++++ Raw records ++++

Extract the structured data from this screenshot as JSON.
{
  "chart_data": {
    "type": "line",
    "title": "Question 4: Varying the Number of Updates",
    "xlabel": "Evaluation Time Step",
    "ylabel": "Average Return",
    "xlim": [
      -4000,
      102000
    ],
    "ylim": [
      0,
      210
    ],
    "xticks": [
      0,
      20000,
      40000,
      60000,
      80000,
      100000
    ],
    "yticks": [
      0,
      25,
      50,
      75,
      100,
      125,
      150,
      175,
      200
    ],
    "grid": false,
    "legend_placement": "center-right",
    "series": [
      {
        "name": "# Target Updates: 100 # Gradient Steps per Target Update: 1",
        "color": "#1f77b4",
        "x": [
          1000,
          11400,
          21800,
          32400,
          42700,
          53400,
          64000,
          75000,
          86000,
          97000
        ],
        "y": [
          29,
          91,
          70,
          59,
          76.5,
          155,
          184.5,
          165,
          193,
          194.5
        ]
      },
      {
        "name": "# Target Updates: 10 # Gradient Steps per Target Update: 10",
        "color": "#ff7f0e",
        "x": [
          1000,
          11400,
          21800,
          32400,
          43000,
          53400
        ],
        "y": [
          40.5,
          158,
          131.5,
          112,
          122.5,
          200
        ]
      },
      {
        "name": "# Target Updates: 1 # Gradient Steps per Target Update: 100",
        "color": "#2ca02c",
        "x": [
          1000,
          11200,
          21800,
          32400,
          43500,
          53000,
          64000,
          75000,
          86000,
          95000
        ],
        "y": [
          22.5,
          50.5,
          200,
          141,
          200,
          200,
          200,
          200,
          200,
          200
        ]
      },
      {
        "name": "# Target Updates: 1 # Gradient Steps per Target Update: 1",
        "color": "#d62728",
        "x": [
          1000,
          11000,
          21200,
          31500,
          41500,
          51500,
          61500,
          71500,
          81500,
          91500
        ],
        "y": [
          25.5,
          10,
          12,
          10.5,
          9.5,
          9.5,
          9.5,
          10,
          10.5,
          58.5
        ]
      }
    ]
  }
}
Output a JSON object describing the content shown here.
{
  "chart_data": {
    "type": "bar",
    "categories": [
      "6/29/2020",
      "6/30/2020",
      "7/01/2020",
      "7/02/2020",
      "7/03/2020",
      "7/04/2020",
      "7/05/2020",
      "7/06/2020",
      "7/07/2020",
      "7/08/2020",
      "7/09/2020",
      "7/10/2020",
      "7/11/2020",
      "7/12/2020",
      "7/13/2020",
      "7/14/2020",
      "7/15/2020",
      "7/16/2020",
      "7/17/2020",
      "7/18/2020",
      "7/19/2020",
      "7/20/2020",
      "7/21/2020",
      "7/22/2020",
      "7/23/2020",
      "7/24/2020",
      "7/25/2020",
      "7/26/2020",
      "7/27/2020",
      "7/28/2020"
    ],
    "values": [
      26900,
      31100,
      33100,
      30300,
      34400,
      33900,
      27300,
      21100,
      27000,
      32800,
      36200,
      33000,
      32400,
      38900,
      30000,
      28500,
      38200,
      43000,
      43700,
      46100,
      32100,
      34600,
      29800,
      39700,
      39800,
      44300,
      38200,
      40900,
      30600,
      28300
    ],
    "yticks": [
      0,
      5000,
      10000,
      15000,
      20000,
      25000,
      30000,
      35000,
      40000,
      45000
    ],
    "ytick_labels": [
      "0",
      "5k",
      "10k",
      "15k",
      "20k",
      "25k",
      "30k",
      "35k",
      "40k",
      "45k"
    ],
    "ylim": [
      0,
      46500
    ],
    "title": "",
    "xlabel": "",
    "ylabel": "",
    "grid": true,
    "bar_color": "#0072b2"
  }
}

++++

Challenge: Every record above must be duplicated exactly.

Completed task:
Extract the structured data from this screenshot as JSON.
{
  "chart_data": {
    "type": "line",
    "title": "Question 4: Varying the Number of Updates",
    "xlabel": "Evaluation Time Step",
    "ylabel": "Average Return",
    "xlim": [
      -4000,
      102000
    ],
    "ylim": [
      0,
      210
    ],
    "xticks": [
      0,
      20000,
      40000,
      60000,
      80000,
      100000
    ],
    "yticks": [
      0,
      25,
      50,
      75,
      100,
      125,
      150,
      175,
      200
    ],
    "grid": false,
    "legend_placement": "center-right",
    "series": [
      {
        "name": "# Target Updates: 100 # Gradient Steps per Target Update: 1",
        "color": "#1f77b4",
        "x": [
          1000,
          11400,
          21800,
          32400,
          42700,
          53400,
          64000,
          75000,
          86000,
          97000
        ],
        "y": [
          29,
          91,
          70,
          59,
          76.5,
          155,
          184.5,
          165,
          193,
          194.5
        ]
      },
      {
        "name": "# Target Updates: 10 # Gradient Steps per Target Update: 10",
        "color": "#ff7f0e",
        "x": [
          1000,
          11400,
          21800,
          32400,
          43000,
          53400
        ],
        "y": [
          40.5,
          158,
          131.5,
          112,
          122.5,
          200
        ]
      },
      {
        "name": "# Target Updates: 1 # Gradient Steps per Target Update: 100",
        "color": "#2ca02c",
        "x": [
          1000,
          11200,
          21800,
          32400,
          43500,
          53000,
          64000,
          75000,
          86000,
          95000
        ],
        "y": [
          22.5,
          50.5,
          200,
          141,
          200,
          200,
          200,
          200,
          200,
          200
        ]
      },
      {
        "name": "# Target Updates: 1 # Gradient Steps per Target Update: 1",
        "color": "#d62728",
        "x": [
          1000,
          11000,
          21200,
          31500,
          41500,
          51500,
          61500,
          71500,
          81500,
          91500
        ],
        "y": [
          25.5,
          10,
          12,
          10.5,
          9.5,
          9.5,
          9.5,
          10,
          10.5,
          58.5
        ]
      }
    ]
  }
}
Output a JSON object describing the content shown here.
{
  "chart_data": {
    "type": "bar",
    "categories": [
      "6/29/2020",
      "6/30/2020",
      "7/01/2020",
      "7/02/2020",
      "7/03/2020",
      "7/04/2020",
      "7/05/2020",
      "7/06/2020",
      "7/07/2020",
      "7/08/2020",
      "7/09/2020",
      "7/10/2020",
      "7/11/2020",
      "7/12/2020",
      "7/13/2020",
      "7/14/2020",
      "7/15/2020",
      "7/16/2020",
      "7/17/2020",
      "7/18/2020",
      "7/19/2020",
      "7/20/2020",
      "7/21/2020",
      "7/22/2020",
      "7/23/2020",
      "7/24/2020",
      "7/25/2020",
      "7/26/2020",
      "7/27/2020",
      "7/28/2020"
    ],
    "values": [
      26900,
      31100,
      33100,
      30300,
      34400,
      33900,
      27300,
      21100,
      27000,
      32800,
      36200,
      33000,
      32400,
      38900,
      30000,
      28500,
      38200,
      43000,
      43700,
      46100,
      32100,
      34600,
      29800,
      39700,
      39800,
      44300,
      38200,
      40900,
      30600,
      28300
    ],
    "yticks": [
      0,
      5000,
      10000,
      15000,
      20000,
      25000,
      30000,
      35000,
      40000,
      45000
    ],
    "ytick_labels": [
      "0",
      "5k",
      "10k",
      "15k",
      "20k",
      "25k",
      "30k",
      "35k",
      "40k",
      "45k"
    ],
    "ylim": [
      0,
      46500
    ],
    "title": "",
    "xlabel": "",
    "ylabel": "",
    "grid": true,
    "bar_color": "#0072b2"
  }
}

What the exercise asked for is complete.